[Given problem]
From the entries below, copy every line where the string "icon" appears.

[Stored data entries]
▬▬▬▬▬▬▬▬▬▬

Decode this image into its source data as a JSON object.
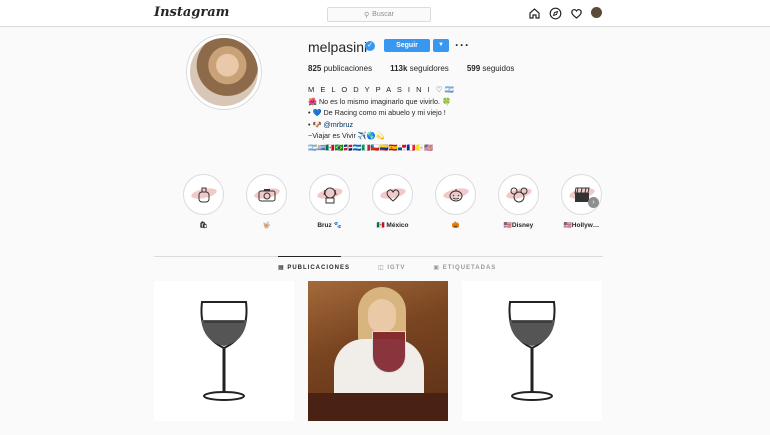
{
  "header": {
    "logo": "Instagram",
    "search_placeholder": "Buscar"
  },
  "profile": {
    "username": "melpasini",
    "follow_label": "Seguir",
    "stats": [
      {
        "count": "825",
        "label": "publicaciones"
      },
      {
        "count": "113k",
        "label": "seguidores"
      },
      {
        "count": "599",
        "label": "seguidos"
      }
    ],
    "bio": {
      "name": "M E L O D Y  P A S I N I ♡🇦🇷",
      "line1": "🌺 No es lo mismo imaginarlo que vivirlo. 🍀",
      "line2": "• 💙 De Racing como mi abuelo y mi viejo !",
      "line3_prefix": "• 🐶 ",
      "line3_link": "@mrbruz",
      "line4": "~Viajar es Vivir ✈️🌎💫",
      "line5": "🇦🇷🇺🇾🇲🇽🇧🇷🇩🇴🇳🇮🇮🇹🇨🇱🇨🇴🇪🇸🇵🇦🇫🇷🇻🇦🇺🇸"
    }
  },
  "highlights": [
    {
      "label": "🛍",
      "icon": "perfume-icon"
    },
    {
      "label": "🤟🏼",
      "icon": "camera-icon"
    },
    {
      "label": "Bruz 🐾",
      "icon": "dog-icon"
    },
    {
      "label": "🇲🇽 México",
      "icon": "heart-icon"
    },
    {
      "label": "🎃",
      "icon": "pumpkin-icon"
    },
    {
      "label": "🇺🇸Disney",
      "icon": "mickey-icon"
    },
    {
      "label": "🇺🇸Hollyw…",
      "icon": "clapperboard-icon"
    }
  ],
  "tabs": [
    {
      "label": "PUBLICACIONES",
      "active": true,
      "icon": "grid-icon"
    },
    {
      "label": "IGTV",
      "active": false,
      "icon": "igtv-icon"
    },
    {
      "label": "ETIQUETADAS",
      "active": false,
      "icon": "tag-icon"
    }
  ],
  "posts": [
    {
      "kind": "illustration",
      "icon": "wine-glass-icon"
    },
    {
      "kind": "photo"
    },
    {
      "kind": "illustration",
      "icon": "wine-glass-icon"
    }
  ],
  "colors": {
    "accent": "#3897f0",
    "border": "#dbdbdb",
    "background": "#fafafa"
  }
}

▬▬▬▬▬▬▬▬▬▬

[Written solution]
      "icon": "perfume-icon"
      "icon": "camera-icon"
      "icon": "dog-icon"
      "icon": "heart-icon"
      "icon": "pumpkin-icon"
      "icon": "mickey-icon"
      "icon": "clapperboard-icon"
      "icon": "grid-icon"
      "icon": "igtv-icon"
      "icon": "tag-icon"
      "icon": "wine-glass-icon"
      "icon": "wine-glass-icon"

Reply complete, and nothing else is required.